→ EXERCISE TASK
Copy out all of the material, matching it word for word.

(Dataset listings of figures)
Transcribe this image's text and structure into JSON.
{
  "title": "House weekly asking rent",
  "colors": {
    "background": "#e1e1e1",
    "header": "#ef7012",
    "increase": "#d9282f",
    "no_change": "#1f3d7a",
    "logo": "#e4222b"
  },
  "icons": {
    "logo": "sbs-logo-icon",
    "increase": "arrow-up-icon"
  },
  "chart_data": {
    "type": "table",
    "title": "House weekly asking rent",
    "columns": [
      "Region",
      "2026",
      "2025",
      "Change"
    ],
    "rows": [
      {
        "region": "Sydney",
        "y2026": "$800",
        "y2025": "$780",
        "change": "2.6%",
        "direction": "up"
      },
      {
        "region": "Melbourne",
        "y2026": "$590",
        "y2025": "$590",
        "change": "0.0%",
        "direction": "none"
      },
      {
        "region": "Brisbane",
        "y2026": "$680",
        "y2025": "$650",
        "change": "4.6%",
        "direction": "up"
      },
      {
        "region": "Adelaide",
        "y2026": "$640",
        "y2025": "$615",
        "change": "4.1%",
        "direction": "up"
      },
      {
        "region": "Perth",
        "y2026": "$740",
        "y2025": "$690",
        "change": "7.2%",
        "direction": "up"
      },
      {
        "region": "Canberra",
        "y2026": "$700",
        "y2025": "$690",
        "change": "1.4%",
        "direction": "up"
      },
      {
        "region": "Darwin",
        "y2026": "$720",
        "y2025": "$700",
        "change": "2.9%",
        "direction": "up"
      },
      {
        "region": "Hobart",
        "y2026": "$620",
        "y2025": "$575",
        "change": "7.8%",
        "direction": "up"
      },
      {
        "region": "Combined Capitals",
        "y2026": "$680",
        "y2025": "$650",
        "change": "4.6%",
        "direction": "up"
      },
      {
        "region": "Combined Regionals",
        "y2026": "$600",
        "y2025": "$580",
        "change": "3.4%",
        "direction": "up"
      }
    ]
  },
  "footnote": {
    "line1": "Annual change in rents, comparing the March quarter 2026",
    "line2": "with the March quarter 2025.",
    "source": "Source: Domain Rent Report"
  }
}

→ EXERCISE OUTPUT
Transcribe this image's text and structure into JSON.
{
  "title": "House weekly asking rent",
  "colors": {
    "background": "#e1e1e1",
    "header": "#ef7012",
    "increase": "#d9282f",
    "no_change": "#1f3d7a",
    "logo": "#e4222b"
  },
  "icons": {
    "logo": "sbs-logo-icon",
    "increase": "arrow-up-icon"
  },
  "chart_data": {
    "type": "table",
    "title": "House weekly asking rent",
    "columns": [
      "Region",
      "2026",
      "2025",
      "Change"
    ],
    "rows": [
      {
        "region": "Sydney",
        "y2026": "$800",
        "y2025": "$780",
        "change": "2.6%",
        "direction": "up"
      },
      {
        "region": "Melbourne",
        "y2026": "$590",
        "y2025": "$590",
        "change": "0.0%",
        "direction": "none"
      },
      {
        "region": "Brisbane",
        "y2026": "$680",
        "y2025": "$650",
        "change": "4.6%",
        "direction": "up"
      },
      {
        "region": "Adelaide",
        "y2026": "$640",
        "y2025": "$615",
        "change": "4.1%",
        "direction": "up"
      },
      {
        "region": "Perth",
        "y2026": "$740",
        "y2025": "$690",
        "change": "7.2%",
        "direction": "up"
      },
      {
        "region": "Canberra",
        "y2026": "$700",
        "y2025": "$690",
        "change": "1.4%",
        "direction": "up"
      },
      {
        "region": "Darwin",
        "y2026": "$720",
        "y2025": "$700",
        "change": "2.9%",
        "direction": "up"
      },
      {
        "region": "Hobart",
        "y2026": "$620",
        "y2025": "$575",
        "change": "7.8%",
        "direction": "up"
      },
      {
        "region": "Combined Capitals",
        "y2026": "$680",
        "y2025": "$650",
        "change": "4.6%",
        "direction": "up"
      },
      {
        "region": "Combined Regionals",
        "y2026": "$600",
        "y2025": "$580",
        "change": "3.4%",
        "direction": "up"
      }
    ]
  },
  "footnote": {
    "line1": "Annual change in rents, comparing the March quarter 2026",
    "line2": "with the March quarter 2025.",
    "source": "Source: Domain Rent Report"
  }
}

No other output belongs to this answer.